Required work: Output each entry below as it stands, leaving out every picture.

begin Data for this task

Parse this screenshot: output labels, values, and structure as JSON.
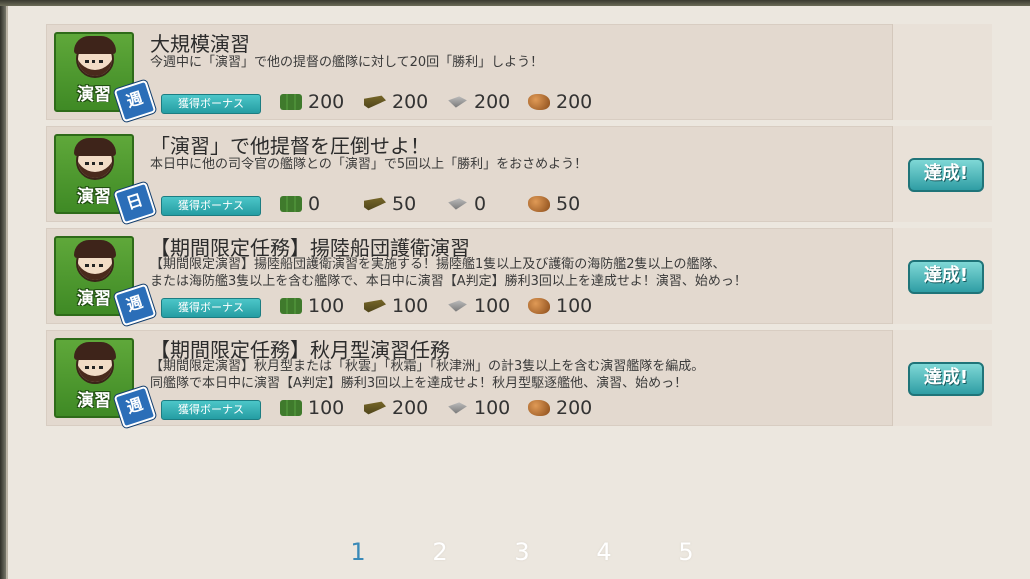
{
  "quests": [
    {
      "badge_label": "演習",
      "frequency": "週",
      "title": "大規模演習",
      "desc": [
        "今週中に「演習」で他の提督の艦隊に対して20回「勝利」しよう！"
      ],
      "bonus_label": "獲得ボーナス",
      "rewards": {
        "fuel": "200",
        "ammo": "200",
        "steel": "200",
        "bauxite": "200"
      },
      "status": ""
    },
    {
      "badge_label": "演習",
      "frequency": "日",
      "title": "「演習」で他提督を圧倒せよ！",
      "desc": [
        "本日中に他の司令官の艦隊との「演習」で5回以上「勝利」をおさめよう！"
      ],
      "bonus_label": "獲得ボーナス",
      "rewards": {
        "fuel": "0",
        "ammo": "50",
        "steel": "0",
        "bauxite": "50"
      },
      "status": "達成!"
    },
    {
      "badge_label": "演習",
      "frequency": "週",
      "title": "【期間限定任務】揚陸船団護衛演習",
      "desc": [
        "【期間限定演習】揚陸船団護衛演習を実施する！揚陸艦1隻以上及び護衛の海防艦2隻以上の艦隊、",
        "または海防艦3隻以上を含む艦隊で、本日中に演習【A判定】勝利3回以上を達成せよ！演習、始めっ！"
      ],
      "bonus_label": "獲得ボーナス",
      "rewards": {
        "fuel": "100",
        "ammo": "100",
        "steel": "100",
        "bauxite": "100"
      },
      "status": "達成!"
    },
    {
      "badge_label": "演習",
      "frequency": "週",
      "title": "【期間限定任務】秋月型演習任務",
      "desc": [
        "【期間限定演習】秋月型または「秋雲」「秋霜」「秋津洲」の計3隻以上を含む演習艦隊を編成。",
        "同艦隊で本日中に演習【A判定】勝利3回以上を達成せよ！秋月型駆逐艦他、演習、始めっ！"
      ],
      "bonus_label": "獲得ボーナス",
      "rewards": {
        "fuel": "100",
        "ammo": "200",
        "steel": "100",
        "bauxite": "200"
      },
      "status": "達成!"
    }
  ],
  "pagination": [
    "1",
    "2",
    "3",
    "4",
    "5"
  ],
  "current_page": "1",
  "colors": {
    "accent": "#2fa0a6",
    "badge_green": "#4a9a2e",
    "page_active": "#3a8ab8"
  }
}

end Data for this task

Final result:
Parse this screenshot: output labels, values, and structure as JSON.
{
  "quests": [
    {
      "badge_label": "演習",
      "frequency": "週",
      "title": "大規模演習",
      "desc": [
        "今週中に「演習」で他の提督の艦隊に対して20回「勝利」しよう！"
      ],
      "bonus_label": "獲得ボーナス",
      "rewards": {
        "fuel": "200",
        "ammo": "200",
        "steel": "200",
        "bauxite": "200"
      },
      "status": ""
    },
    {
      "badge_label": "演習",
      "frequency": "日",
      "title": "「演習」で他提督を圧倒せよ！",
      "desc": [
        "本日中に他の司令官の艦隊との「演習」で5回以上「勝利」をおさめよう！"
      ],
      "bonus_label": "獲得ボーナス",
      "rewards": {
        "fuel": "0",
        "ammo": "50",
        "steel": "0",
        "bauxite": "50"
      },
      "status": "達成!"
    },
    {
      "badge_label": "演習",
      "frequency": "週",
      "title": "【期間限定任務】揚陸船団護衛演習",
      "desc": [
        "【期間限定演習】揚陸船団護衛演習を実施する！揚陸艦1隻以上及び護衛の海防艦2隻以上の艦隊、",
        "または海防艦3隻以上を含む艦隊で、本日中に演習【A判定】勝利3回以上を達成せよ！演習、始めっ！"
      ],
      "bonus_label": "獲得ボーナス",
      "rewards": {
        "fuel": "100",
        "ammo": "100",
        "steel": "100",
        "bauxite": "100"
      },
      "status": "達成!"
    },
    {
      "badge_label": "演習",
      "frequency": "週",
      "title": "【期間限定任務】秋月型演習任務",
      "desc": [
        "【期間限定演習】秋月型または「秋雲」「秋霜」「秋津洲」の計3隻以上を含む演習艦隊を編成。",
        "同艦隊で本日中に演習【A判定】勝利3回以上を達成せよ！秋月型駆逐艦他、演習、始めっ！"
      ],
      "bonus_label": "獲得ボーナス",
      "rewards": {
        "fuel": "100",
        "ammo": "200",
        "steel": "100",
        "bauxite": "200"
      },
      "status": "達成!"
    }
  ],
  "pagination": [
    "1",
    "2",
    "3",
    "4",
    "5"
  ],
  "current_page": "1",
  "colors": {
    "accent": "#2fa0a6",
    "badge_green": "#4a9a2e",
    "page_active": "#3a8ab8"
  }
}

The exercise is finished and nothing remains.